* Start Records supplied *

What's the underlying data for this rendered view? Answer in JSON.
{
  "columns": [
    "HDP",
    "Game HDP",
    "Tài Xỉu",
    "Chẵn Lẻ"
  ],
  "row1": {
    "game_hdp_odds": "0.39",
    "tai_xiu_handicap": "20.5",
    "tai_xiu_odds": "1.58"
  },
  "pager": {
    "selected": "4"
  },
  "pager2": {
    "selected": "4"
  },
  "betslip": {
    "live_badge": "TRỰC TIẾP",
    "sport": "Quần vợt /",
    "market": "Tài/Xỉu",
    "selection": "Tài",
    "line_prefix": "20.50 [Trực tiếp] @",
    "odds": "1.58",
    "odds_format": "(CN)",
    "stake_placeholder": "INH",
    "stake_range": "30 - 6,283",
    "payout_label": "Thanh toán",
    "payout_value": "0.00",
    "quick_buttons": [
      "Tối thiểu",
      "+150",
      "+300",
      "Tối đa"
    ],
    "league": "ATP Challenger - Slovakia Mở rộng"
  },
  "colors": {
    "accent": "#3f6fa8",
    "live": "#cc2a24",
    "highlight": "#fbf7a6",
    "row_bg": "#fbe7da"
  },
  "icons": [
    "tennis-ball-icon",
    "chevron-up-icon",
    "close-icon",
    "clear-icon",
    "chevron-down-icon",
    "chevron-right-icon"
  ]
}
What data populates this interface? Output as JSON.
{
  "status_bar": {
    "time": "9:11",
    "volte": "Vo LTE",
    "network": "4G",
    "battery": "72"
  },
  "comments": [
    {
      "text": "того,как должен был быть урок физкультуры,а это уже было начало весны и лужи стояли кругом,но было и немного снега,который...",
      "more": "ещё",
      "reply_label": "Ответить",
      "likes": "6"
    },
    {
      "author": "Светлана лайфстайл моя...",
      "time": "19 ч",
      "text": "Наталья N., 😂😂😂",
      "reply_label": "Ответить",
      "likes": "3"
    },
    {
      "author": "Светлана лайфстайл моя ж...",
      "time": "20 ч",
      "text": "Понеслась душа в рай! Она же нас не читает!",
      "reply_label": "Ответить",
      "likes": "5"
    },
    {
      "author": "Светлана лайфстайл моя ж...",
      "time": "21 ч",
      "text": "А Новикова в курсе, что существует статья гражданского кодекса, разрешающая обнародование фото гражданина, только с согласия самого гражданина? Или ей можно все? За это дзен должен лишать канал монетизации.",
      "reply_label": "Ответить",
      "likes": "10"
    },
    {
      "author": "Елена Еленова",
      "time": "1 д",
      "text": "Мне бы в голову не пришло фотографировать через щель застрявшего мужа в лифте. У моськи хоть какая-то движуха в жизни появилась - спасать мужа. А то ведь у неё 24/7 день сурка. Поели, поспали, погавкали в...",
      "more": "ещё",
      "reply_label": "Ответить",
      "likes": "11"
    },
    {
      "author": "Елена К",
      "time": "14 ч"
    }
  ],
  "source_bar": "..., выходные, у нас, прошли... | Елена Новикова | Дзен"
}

* End Records supplied *

> **Given exercise**: Your task is to give the records above again, exactly.

> **Full output**:
What's the underlying data for this rendered view? Answer in JSON.
{
  "columns": [
    "HDP",
    "Game HDP",
    "Tài Xỉu",
    "Chẵn Lẻ"
  ],
  "row1": {
    "game_hdp_odds": "0.39",
    "tai_xiu_handicap": "20.5",
    "tai_xiu_odds": "1.58"
  },
  "pager": {
    "selected": "4"
  },
  "pager2": {
    "selected": "4"
  },
  "betslip": {
    "live_badge": "TRỰC TIẾP",
    "sport": "Quần vợt /",
    "market": "Tài/Xỉu",
    "selection": "Tài",
    "line_prefix": "20.50 [Trực tiếp] @",
    "odds": "1.58",
    "odds_format": "(CN)",
    "stake_placeholder": "INH",
    "stake_range": "30 - 6,283",
    "payout_label": "Thanh toán",
    "payout_value": "0.00",
    "quick_buttons": [
      "Tối thiểu",
      "+150",
      "+300",
      "Tối đa"
    ],
    "league": "ATP Challenger - Slovakia Mở rộng"
  },
  "colors": {
    "accent": "#3f6fa8",
    "live": "#cc2a24",
    "highlight": "#fbf7a6",
    "row_bg": "#fbe7da"
  },
  "icons": [
    "tennis-ball-icon",
    "chevron-up-icon",
    "close-icon",
    "clear-icon",
    "chevron-down-icon",
    "chevron-right-icon"
  ]
}
What data populates this interface? Output as JSON.
{
  "status_bar": {
    "time": "9:11",
    "volte": "Vo LTE",
    "network": "4G",
    "battery": "72"
  },
  "comments": [
    {
      "text": "того,как должен был быть урок физкультуры,а это уже было начало весны и лужи стояли кругом,но было и немного снега,который...",
      "more": "ещё",
      "reply_label": "Ответить",
      "likes": "6"
    },
    {
      "author": "Светлана лайфстайл моя...",
      "time": "19 ч",
      "text": "Наталья N., 😂😂😂",
      "reply_label": "Ответить",
      "likes": "3"
    },
    {
      "author": "Светлана лайфстайл моя ж...",
      "time": "20 ч",
      "text": "Понеслась душа в рай! Она же нас не читает!",
      "reply_label": "Ответить",
      "likes": "5"
    },
    {
      "author": "Светлана лайфстайл моя ж...",
      "time": "21 ч",
      "text": "А Новикова в курсе, что существует статья гражданского кодекса, разрешающая обнародование фото гражданина, только с согласия самого гражданина? Или ей можно все? За это дзен должен лишать канал монетизации.",
      "reply_label": "Ответить",
      "likes": "10"
    },
    {
      "author": "Елена Еленова",
      "time": "1 д",
      "text": "Мне бы в голову не пришло фотографировать через щель застрявшего мужа в лифте. У моськи хоть какая-то движуха в жизни появилась - спасать мужа. А то ведь у неё 24/7 день сурка. Поели, поспали, погавкали в...",
      "more": "ещё",
      "reply_label": "Ответить",
      "likes": "11"
    },
    {
      "author": "Елена К",
      "time": "14 ч"
    }
  ],
  "source_bar": "..., выходные, у нас, прошли... | Елена Новикова | Дзен"
}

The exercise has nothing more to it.